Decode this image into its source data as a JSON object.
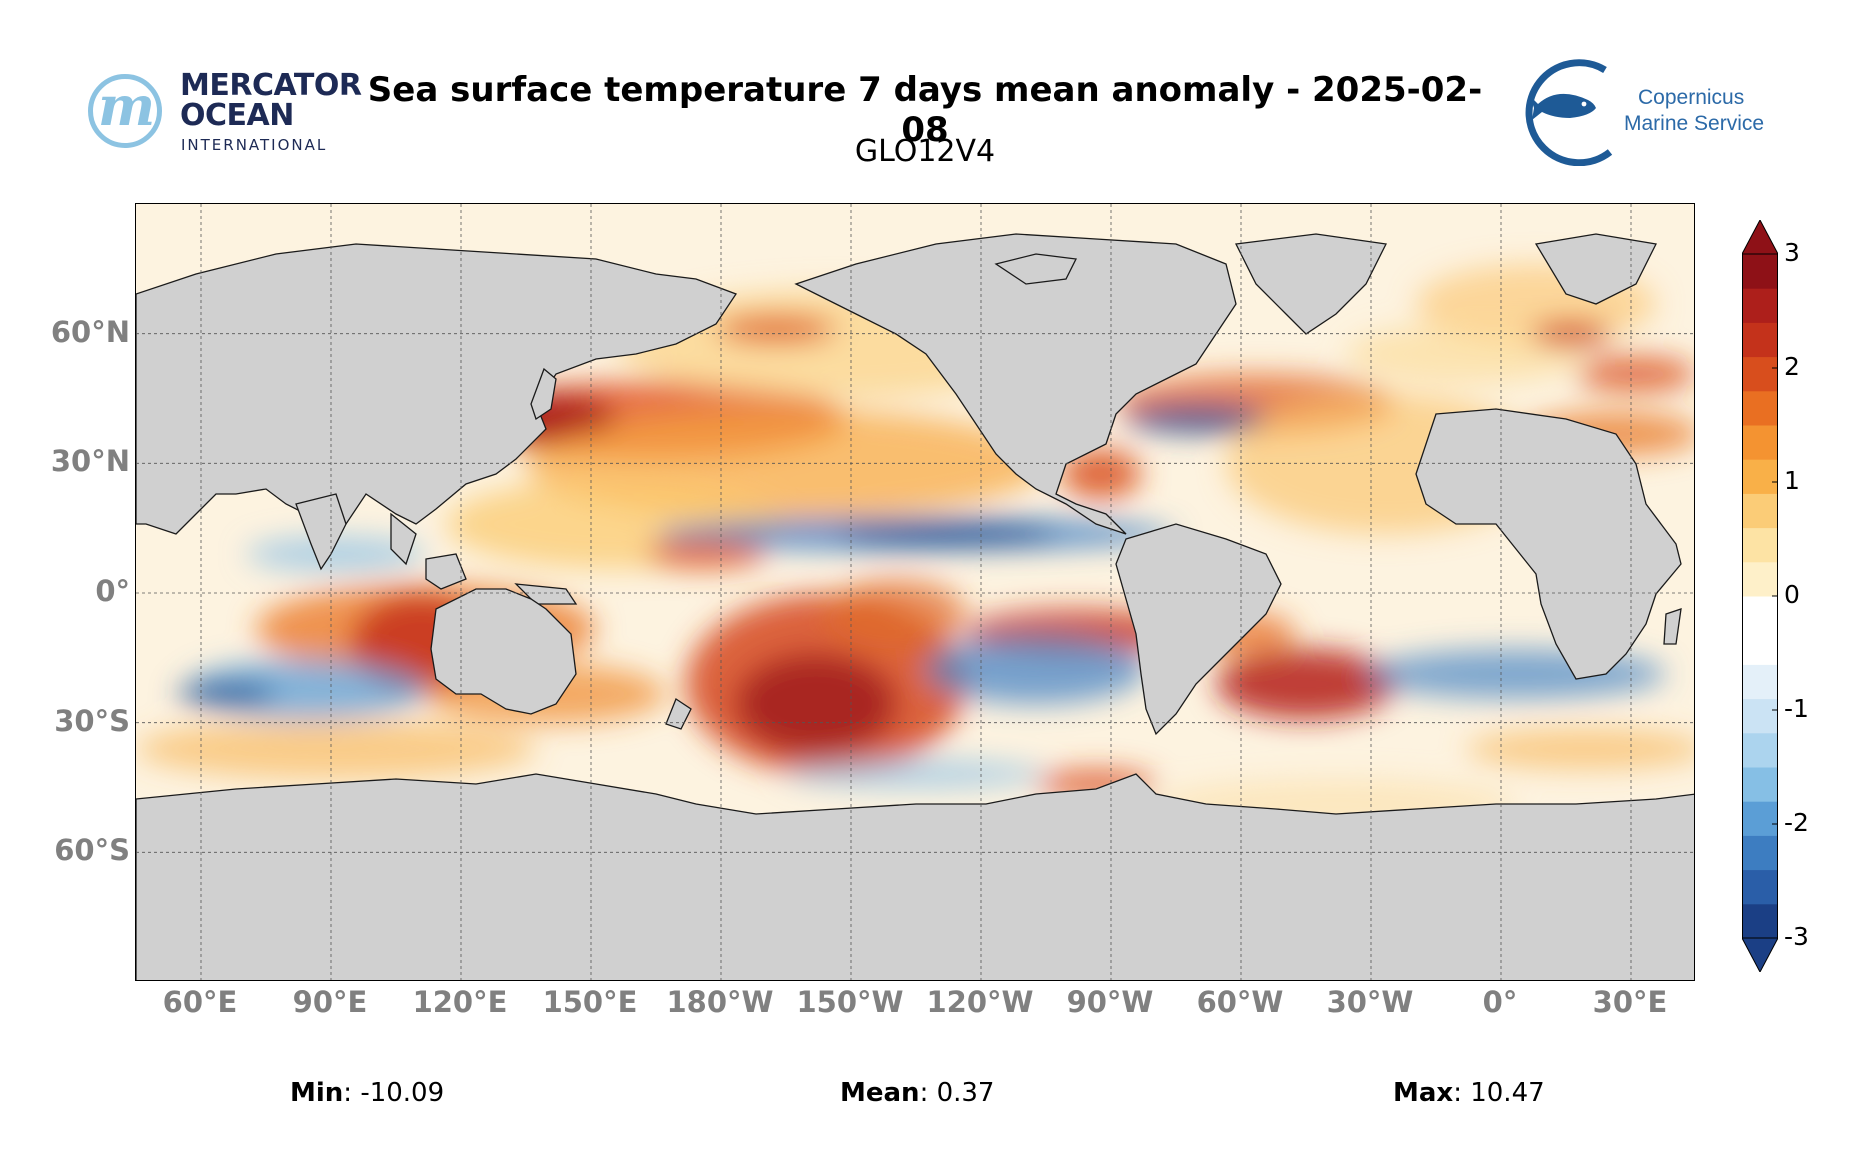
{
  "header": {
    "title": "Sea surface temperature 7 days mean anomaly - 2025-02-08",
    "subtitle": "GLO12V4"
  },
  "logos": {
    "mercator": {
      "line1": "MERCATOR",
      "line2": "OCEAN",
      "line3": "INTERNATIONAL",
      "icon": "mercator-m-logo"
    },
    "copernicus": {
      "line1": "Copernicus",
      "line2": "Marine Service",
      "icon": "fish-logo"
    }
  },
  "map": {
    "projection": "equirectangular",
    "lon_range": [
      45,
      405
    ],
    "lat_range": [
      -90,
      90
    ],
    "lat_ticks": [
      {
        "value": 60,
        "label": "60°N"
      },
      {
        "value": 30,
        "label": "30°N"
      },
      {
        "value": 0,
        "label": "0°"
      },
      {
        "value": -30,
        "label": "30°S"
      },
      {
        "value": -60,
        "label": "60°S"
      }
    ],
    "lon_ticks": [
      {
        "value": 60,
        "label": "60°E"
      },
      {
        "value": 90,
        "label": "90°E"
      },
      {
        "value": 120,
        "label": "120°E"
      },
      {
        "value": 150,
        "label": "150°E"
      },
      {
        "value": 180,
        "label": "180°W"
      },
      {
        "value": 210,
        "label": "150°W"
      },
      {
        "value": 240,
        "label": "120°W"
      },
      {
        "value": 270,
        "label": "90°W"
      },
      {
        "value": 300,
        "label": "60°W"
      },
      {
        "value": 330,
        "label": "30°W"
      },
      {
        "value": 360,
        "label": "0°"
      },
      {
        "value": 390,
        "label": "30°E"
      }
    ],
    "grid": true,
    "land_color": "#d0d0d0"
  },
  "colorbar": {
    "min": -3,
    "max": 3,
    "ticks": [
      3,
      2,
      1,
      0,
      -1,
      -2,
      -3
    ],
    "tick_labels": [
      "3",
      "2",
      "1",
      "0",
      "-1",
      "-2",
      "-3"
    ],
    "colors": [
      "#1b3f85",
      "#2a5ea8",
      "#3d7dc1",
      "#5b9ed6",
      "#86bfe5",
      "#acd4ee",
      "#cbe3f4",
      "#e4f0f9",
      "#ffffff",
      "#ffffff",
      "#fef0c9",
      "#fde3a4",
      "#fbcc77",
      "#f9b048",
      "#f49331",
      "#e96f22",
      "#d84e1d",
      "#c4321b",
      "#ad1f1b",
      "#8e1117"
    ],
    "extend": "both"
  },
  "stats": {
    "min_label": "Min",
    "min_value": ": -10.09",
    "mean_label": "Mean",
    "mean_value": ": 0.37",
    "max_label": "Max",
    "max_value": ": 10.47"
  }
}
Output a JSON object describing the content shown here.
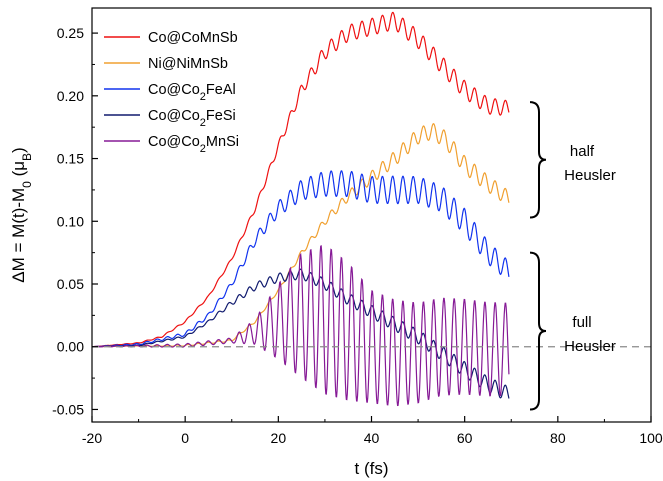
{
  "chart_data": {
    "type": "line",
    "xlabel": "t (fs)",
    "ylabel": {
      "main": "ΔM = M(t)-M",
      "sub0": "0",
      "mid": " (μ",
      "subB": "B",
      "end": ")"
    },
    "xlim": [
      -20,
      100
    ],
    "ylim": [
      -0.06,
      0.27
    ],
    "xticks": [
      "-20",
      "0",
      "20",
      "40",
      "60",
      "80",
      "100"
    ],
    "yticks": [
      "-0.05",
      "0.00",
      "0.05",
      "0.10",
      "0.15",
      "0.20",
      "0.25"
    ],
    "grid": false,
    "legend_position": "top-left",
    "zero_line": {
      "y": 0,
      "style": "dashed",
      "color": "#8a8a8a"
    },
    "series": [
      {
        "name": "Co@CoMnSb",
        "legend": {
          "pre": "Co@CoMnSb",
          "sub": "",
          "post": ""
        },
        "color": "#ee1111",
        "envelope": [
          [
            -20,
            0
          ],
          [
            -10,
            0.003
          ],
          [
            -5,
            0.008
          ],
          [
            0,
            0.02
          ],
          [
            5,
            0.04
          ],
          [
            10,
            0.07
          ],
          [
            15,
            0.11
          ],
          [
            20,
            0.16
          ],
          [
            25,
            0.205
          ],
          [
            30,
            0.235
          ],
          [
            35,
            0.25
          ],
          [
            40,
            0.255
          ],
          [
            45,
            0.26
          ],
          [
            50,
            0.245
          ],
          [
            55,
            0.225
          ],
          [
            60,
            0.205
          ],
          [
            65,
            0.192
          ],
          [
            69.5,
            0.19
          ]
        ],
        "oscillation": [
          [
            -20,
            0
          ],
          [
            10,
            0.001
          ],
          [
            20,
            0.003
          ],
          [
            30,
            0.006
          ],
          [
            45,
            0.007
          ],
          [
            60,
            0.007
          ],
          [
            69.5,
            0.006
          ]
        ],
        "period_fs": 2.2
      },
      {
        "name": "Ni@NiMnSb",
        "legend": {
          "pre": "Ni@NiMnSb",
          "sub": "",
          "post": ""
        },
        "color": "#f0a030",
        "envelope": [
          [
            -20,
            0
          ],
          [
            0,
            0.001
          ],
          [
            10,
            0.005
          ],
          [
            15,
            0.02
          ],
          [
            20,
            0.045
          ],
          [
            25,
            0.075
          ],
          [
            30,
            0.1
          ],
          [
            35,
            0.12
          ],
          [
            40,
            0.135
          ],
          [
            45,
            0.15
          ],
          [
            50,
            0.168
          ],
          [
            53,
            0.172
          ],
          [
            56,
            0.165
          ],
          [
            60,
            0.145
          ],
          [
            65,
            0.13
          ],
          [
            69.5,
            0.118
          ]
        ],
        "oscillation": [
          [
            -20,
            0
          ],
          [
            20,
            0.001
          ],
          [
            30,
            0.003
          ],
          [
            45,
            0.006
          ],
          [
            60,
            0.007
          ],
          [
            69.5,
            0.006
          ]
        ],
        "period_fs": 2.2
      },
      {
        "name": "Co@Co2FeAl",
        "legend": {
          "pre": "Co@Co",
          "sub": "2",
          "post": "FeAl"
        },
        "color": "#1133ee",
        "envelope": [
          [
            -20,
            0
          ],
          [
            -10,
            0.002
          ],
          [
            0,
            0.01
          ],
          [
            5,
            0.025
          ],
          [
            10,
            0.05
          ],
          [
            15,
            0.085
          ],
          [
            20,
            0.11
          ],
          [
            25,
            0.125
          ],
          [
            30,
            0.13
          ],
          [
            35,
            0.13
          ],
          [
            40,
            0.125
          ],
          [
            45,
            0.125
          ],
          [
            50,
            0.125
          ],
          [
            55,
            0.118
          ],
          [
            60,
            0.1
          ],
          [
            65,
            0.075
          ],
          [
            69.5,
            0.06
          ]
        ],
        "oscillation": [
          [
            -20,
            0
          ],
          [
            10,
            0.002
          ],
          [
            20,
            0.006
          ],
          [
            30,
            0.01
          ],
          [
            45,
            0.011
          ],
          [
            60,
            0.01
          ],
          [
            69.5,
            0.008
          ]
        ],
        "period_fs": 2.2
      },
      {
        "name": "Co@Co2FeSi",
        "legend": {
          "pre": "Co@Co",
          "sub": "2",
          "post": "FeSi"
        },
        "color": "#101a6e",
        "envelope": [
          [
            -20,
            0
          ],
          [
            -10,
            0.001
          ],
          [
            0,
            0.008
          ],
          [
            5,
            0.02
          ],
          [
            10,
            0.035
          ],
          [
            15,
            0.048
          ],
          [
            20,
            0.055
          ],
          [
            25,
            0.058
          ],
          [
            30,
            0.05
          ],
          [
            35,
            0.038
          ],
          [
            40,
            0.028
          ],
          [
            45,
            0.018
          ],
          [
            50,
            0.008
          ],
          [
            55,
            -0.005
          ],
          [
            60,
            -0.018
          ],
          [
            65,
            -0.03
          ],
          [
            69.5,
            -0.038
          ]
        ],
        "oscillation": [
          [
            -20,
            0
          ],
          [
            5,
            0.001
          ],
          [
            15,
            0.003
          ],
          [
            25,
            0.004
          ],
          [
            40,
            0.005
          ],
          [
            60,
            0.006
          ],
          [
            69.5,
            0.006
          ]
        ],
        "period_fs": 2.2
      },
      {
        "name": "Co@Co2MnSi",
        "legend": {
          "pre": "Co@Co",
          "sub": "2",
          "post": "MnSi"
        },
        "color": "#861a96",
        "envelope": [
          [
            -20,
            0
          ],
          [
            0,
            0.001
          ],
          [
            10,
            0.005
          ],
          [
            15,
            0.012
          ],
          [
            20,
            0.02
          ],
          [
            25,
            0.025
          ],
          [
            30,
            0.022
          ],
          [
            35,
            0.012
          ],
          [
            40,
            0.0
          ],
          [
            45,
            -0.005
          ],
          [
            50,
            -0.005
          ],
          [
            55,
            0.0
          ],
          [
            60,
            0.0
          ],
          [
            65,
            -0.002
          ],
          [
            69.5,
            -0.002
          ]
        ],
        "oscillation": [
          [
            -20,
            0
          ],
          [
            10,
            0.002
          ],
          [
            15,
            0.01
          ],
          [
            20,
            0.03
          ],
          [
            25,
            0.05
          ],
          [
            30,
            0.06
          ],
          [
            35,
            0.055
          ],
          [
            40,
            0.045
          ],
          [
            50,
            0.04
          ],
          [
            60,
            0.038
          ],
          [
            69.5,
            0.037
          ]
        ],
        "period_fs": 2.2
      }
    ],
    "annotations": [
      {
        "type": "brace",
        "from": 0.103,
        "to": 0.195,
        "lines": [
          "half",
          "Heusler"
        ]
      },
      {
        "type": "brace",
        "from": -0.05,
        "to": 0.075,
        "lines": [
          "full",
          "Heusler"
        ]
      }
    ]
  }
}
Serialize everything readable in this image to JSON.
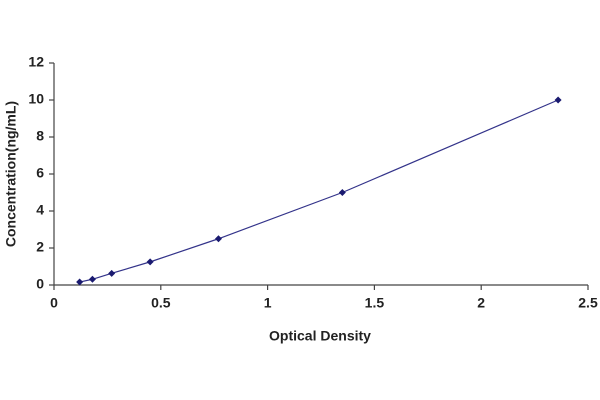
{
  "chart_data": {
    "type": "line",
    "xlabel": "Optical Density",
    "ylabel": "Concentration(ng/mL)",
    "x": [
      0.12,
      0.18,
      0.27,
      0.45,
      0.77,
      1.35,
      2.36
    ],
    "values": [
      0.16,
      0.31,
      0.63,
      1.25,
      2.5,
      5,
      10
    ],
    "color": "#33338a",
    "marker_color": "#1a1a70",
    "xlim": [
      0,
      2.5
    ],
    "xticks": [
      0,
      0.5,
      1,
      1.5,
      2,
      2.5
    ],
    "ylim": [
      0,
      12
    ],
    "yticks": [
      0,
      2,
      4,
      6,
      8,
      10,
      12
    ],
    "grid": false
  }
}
================
What is asked:
Output exactly the lines from the one containing "Serialize everything readable" through the last line of the records above, both included, and leave out the pictures.

Result of the task:
Serialize everything readable in this image to JSON.
{
  "chart_data": {
    "type": "line",
    "xlabel": "Optical Density",
    "ylabel": "Concentration(ng/mL)",
    "x": [
      0.12,
      0.18,
      0.27,
      0.45,
      0.77,
      1.35,
      2.36
    ],
    "values": [
      0.16,
      0.31,
      0.63,
      1.25,
      2.5,
      5,
      10
    ],
    "color": "#33338a",
    "marker_color": "#1a1a70",
    "xlim": [
      0,
      2.5
    ],
    "xticks": [
      0,
      0.5,
      1,
      1.5,
      2,
      2.5
    ],
    "ylim": [
      0,
      12
    ],
    "yticks": [
      0,
      2,
      4,
      6,
      8,
      10,
      12
    ],
    "grid": false
  }
}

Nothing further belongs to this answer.